◆ Dataset items:

----

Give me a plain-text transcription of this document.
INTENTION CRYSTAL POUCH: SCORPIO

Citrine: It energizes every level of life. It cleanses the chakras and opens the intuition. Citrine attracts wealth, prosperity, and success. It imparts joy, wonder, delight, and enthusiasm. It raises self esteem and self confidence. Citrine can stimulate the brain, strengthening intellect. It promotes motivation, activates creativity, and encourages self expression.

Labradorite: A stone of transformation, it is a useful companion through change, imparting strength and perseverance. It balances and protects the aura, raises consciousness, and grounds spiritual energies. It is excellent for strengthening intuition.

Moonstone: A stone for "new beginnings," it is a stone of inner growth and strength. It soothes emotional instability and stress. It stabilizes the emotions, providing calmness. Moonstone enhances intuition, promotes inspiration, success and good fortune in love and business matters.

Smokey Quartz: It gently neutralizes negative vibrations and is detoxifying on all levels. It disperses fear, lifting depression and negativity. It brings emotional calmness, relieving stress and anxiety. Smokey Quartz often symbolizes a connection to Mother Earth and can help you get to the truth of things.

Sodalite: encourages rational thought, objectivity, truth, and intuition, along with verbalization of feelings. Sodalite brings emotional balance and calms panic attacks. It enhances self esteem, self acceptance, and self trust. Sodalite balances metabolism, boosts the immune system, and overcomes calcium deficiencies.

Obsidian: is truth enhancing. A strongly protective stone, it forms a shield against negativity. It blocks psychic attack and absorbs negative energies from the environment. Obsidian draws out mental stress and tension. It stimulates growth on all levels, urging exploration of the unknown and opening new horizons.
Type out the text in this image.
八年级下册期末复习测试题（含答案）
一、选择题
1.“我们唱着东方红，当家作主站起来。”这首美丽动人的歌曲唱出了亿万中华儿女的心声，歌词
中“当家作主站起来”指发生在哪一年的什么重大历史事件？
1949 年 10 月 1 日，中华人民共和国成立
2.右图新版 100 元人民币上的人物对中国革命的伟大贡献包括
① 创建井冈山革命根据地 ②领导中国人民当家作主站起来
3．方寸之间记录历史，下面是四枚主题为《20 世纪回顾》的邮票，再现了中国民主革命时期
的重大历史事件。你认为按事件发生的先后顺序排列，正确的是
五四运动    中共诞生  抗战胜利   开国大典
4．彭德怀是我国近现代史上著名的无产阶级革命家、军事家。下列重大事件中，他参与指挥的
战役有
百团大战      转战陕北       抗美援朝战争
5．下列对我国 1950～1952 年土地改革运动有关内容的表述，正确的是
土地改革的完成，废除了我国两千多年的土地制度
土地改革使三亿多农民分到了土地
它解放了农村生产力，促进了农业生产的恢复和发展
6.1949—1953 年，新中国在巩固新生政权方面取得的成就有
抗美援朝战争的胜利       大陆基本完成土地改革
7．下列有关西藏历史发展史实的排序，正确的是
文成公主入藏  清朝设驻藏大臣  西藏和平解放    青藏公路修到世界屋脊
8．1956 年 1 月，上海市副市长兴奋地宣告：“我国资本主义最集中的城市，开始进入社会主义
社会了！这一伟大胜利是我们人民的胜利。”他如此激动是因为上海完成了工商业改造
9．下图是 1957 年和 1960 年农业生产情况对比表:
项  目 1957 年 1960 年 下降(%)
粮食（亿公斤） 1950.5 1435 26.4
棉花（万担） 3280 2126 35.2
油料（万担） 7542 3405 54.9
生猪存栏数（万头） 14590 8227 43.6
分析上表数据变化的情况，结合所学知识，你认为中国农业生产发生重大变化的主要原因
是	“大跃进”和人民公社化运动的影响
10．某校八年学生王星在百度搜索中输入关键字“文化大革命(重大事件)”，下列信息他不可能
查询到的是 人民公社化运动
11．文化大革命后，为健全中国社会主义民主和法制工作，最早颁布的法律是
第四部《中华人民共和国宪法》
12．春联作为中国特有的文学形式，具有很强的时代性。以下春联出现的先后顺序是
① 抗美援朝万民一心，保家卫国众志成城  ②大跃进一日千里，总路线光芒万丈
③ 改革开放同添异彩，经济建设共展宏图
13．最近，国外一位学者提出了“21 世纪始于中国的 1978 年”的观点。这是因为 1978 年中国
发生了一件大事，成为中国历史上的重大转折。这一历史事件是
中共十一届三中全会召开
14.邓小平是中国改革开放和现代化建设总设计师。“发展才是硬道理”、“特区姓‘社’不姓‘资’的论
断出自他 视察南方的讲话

----

◆ BRIEF: Going over the lines above, work out how many include "raises", then give only that number.

◆ REPLY: 2